## What you have to do
The records below must be copied in full; omit the images.

## Supplied material
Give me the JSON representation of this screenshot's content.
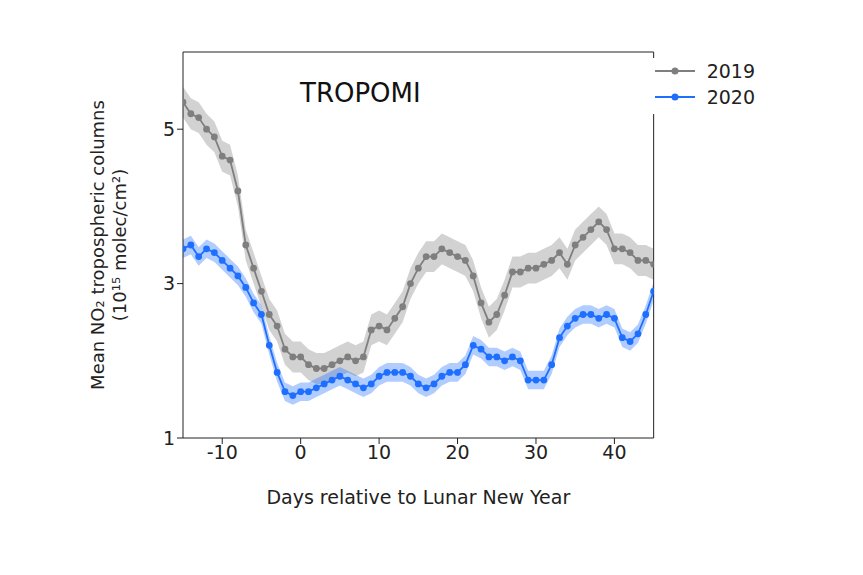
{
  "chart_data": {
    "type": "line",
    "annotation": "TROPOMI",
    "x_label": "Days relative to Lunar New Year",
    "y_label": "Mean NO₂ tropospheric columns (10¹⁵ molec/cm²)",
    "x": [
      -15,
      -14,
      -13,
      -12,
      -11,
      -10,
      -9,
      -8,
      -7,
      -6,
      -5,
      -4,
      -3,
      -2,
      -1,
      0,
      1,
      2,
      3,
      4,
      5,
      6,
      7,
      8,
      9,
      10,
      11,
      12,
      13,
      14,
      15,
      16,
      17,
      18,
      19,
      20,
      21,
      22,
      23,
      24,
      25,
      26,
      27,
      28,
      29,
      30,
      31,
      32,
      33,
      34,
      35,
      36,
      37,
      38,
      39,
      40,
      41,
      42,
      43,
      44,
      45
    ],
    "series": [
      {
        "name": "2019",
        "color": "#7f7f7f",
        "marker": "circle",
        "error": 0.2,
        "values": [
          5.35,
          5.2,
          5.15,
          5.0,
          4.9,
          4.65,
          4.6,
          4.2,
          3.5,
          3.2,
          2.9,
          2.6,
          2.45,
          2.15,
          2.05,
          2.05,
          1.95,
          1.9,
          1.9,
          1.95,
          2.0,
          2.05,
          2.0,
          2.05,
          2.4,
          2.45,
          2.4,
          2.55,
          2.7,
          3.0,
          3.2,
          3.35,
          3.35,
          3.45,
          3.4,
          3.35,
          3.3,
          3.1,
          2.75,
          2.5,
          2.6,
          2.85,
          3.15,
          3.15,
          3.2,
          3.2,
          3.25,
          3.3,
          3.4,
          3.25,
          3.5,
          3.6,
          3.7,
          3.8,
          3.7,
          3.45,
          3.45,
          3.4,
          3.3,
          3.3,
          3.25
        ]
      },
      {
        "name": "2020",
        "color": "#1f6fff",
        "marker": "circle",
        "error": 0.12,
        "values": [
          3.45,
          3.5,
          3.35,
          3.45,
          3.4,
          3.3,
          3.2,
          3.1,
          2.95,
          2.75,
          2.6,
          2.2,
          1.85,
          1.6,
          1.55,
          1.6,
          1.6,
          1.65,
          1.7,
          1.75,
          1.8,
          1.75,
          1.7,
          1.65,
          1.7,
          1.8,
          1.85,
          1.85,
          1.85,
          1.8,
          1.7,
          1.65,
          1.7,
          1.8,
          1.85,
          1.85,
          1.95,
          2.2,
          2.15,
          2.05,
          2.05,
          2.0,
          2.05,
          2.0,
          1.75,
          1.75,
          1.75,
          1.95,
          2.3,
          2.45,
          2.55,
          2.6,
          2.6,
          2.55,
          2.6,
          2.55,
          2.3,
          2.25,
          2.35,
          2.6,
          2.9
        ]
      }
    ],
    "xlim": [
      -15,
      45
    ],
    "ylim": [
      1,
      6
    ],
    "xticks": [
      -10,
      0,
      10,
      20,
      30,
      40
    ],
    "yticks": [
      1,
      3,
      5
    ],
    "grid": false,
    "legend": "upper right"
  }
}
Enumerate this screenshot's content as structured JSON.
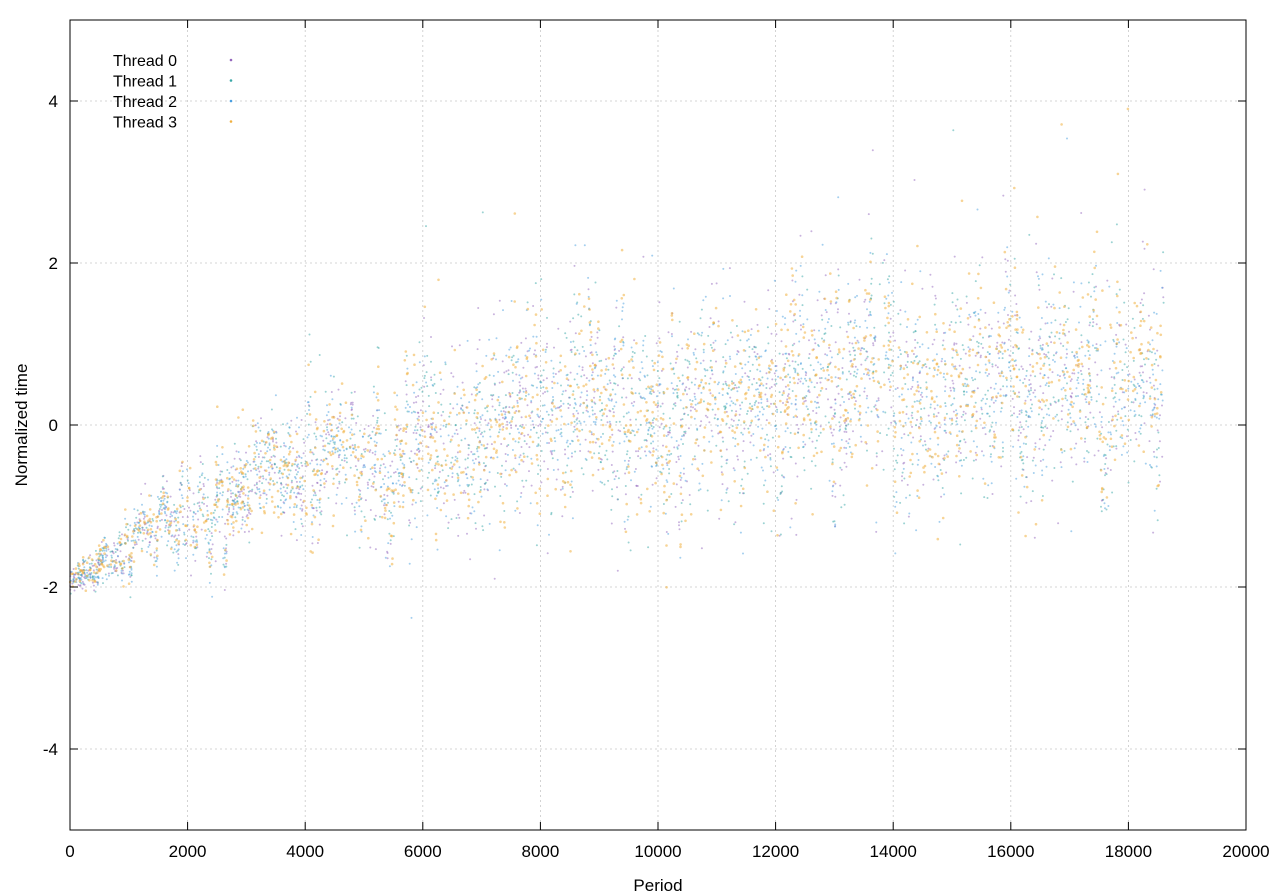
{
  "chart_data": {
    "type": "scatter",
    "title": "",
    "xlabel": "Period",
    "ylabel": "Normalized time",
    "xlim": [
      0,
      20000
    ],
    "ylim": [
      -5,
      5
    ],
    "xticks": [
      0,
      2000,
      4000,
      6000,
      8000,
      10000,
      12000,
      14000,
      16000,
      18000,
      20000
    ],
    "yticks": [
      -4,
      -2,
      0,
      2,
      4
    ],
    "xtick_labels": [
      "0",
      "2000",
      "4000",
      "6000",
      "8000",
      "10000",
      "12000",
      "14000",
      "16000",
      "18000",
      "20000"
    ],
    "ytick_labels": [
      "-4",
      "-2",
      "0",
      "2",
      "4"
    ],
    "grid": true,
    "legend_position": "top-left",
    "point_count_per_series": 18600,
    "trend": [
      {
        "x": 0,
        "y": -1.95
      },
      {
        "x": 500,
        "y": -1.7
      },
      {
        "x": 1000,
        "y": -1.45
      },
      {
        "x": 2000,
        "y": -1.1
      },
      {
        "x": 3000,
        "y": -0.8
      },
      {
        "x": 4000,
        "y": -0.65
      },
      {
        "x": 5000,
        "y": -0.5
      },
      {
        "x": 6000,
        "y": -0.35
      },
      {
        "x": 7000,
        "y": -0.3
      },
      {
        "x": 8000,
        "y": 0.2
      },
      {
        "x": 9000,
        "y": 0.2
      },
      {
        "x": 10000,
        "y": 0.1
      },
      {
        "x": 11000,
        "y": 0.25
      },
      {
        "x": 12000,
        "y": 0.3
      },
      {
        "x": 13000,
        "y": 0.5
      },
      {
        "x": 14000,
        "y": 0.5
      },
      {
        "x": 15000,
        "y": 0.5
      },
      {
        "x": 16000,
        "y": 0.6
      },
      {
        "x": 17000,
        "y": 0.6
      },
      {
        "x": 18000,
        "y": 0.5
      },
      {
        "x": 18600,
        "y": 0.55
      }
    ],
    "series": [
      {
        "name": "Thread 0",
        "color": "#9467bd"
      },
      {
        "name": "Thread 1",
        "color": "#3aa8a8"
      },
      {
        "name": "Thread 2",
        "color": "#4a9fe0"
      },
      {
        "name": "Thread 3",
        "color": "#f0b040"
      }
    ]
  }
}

## Problem solution
Give me the JSON representation of this screenshot's content.
{
  "chart_data": {
    "type": "line",
    "annotation": "TROPOMI",
    "x_label": "Days relative to Lunar New Year",
    "y_label": "Mean NO₂ tropospheric columns (10¹⁵ molec/cm²)",
    "x": [
      -15,
      -14,
      -13,
      -12,
      -11,
      -10,
      -9,
      -8,
      -7,
      -6,
      -5,
      -4,
      -3,
      -2,
      -1,
      0,
      1,
      2,
      3,
      4,
      5,
      6,
      7,
      8,
      9,
      10,
      11,
      12,
      13,
      14,
      15,
      16,
      17,
      18,
      19,
      20,
      21,
      22,
      23,
      24,
      25,
      26,
      27,
      28,
      29,
      30,
      31,
      32,
      33,
      34,
      35,
      36,
      37,
      38,
      39,
      40,
      41,
      42,
      43,
      44,
      45
    ],
    "series": [
      {
        "name": "2019",
        "color": "#7f7f7f",
        "marker": "circle",
        "error": 0.2,
        "values": [
          5.35,
          5.2,
          5.15,
          5.0,
          4.9,
          4.65,
          4.6,
          4.2,
          3.5,
          3.2,
          2.9,
          2.6,
          2.45,
          2.15,
          2.05,
          2.05,
          1.95,
          1.9,
          1.9,
          1.95,
          2.0,
          2.05,
          2.0,
          2.05,
          2.4,
          2.45,
          2.4,
          2.55,
          2.7,
          3.0,
          3.2,
          3.35,
          3.35,
          3.45,
          3.4,
          3.35,
          3.3,
          3.1,
          2.75,
          2.5,
          2.6,
          2.85,
          3.15,
          3.15,
          3.2,
          3.2,
          3.25,
          3.3,
          3.4,
          3.25,
          3.5,
          3.6,
          3.7,
          3.8,
          3.7,
          3.45,
          3.45,
          3.4,
          3.3,
          3.3,
          3.25
        ]
      },
      {
        "name": "2020",
        "color": "#1f6fff",
        "marker": "circle",
        "error": 0.12,
        "values": [
          3.45,
          3.5,
          3.35,
          3.45,
          3.4,
          3.3,
          3.2,
          3.1,
          2.95,
          2.75,
          2.6,
          2.2,
          1.85,
          1.6,
          1.55,
          1.6,
          1.6,
          1.65,
          1.7,
          1.75,
          1.8,
          1.75,
          1.7,
          1.65,
          1.7,
          1.8,
          1.85,
          1.85,
          1.85,
          1.8,
          1.7,
          1.65,
          1.7,
          1.8,
          1.85,
          1.85,
          1.95,
          2.2,
          2.15,
          2.05,
          2.05,
          2.0,
          2.05,
          2.0,
          1.75,
          1.75,
          1.75,
          1.95,
          2.3,
          2.45,
          2.55,
          2.6,
          2.6,
          2.55,
          2.6,
          2.55,
          2.3,
          2.25,
          2.35,
          2.6,
          2.9
        ]
      }
    ],
    "xlim": [
      -15,
      45
    ],
    "ylim": [
      1,
      6
    ],
    "xticks": [
      -10,
      0,
      10,
      20,
      30,
      40
    ],
    "yticks": [
      1,
      3,
      5
    ],
    "grid": false,
    "legend": "upper right"
  }
}
Enumerate this screenshot's content as structured JSON.
{
  "chart_data": {
    "type": "scatter",
    "title": "",
    "xlabel": "Period",
    "ylabel": "Normalized time",
    "xlim": [
      0,
      20000
    ],
    "ylim": [
      -5,
      5
    ],
    "xticks": [
      0,
      2000,
      4000,
      6000,
      8000,
      10000,
      12000,
      14000,
      16000,
      18000,
      20000
    ],
    "yticks": [
      -4,
      -2,
      0,
      2,
      4
    ],
    "xtick_labels": [
      "0",
      "2000",
      "4000",
      "6000",
      "8000",
      "10000",
      "12000",
      "14000",
      "16000",
      "18000",
      "20000"
    ],
    "ytick_labels": [
      "-4",
      "-2",
      "0",
      "2",
      "4"
    ],
    "grid": true,
    "legend_position": "top-left",
    "point_count_per_series": 18600,
    "trend": [
      {
        "x": 0,
        "y": -1.95
      },
      {
        "x": 500,
        "y": -1.7
      },
      {
        "x": 1000,
        "y": -1.45
      },
      {
        "x": 2000,
        "y": -1.1
      },
      {
        "x": 3000,
        "y": -0.8
      },
      {
        "x": 4000,
        "y": -0.65
      },
      {
        "x": 5000,
        "y": -0.5
      },
      {
        "x": 6000,
        "y": -0.35
      },
      {
        "x": 7000,
        "y": -0.3
      },
      {
        "x": 8000,
        "y": 0.2
      },
      {
        "x": 9000,
        "y": 0.2
      },
      {
        "x": 10000,
        "y": 0.1
      },
      {
        "x": 11000,
        "y": 0.25
      },
      {
        "x": 12000,
        "y": 0.3
      },
      {
        "x": 13000,
        "y": 0.5
      },
      {
        "x": 14000,
        "y": 0.5
      },
      {
        "x": 15000,
        "y": 0.5
      },
      {
        "x": 16000,
        "y": 0.6
      },
      {
        "x": 17000,
        "y": 0.6
      },
      {
        "x": 18000,
        "y": 0.5
      },
      {
        "x": 18600,
        "y": 0.55
      }
    ],
    "series": [
      {
        "name": "Thread 0",
        "color": "#9467bd"
      },
      {
        "name": "Thread 1",
        "color": "#3aa8a8"
      },
      {
        "name": "Thread 2",
        "color": "#4a9fe0"
      },
      {
        "name": "Thread 3",
        "color": "#f0b040"
      }
    ]
  }
}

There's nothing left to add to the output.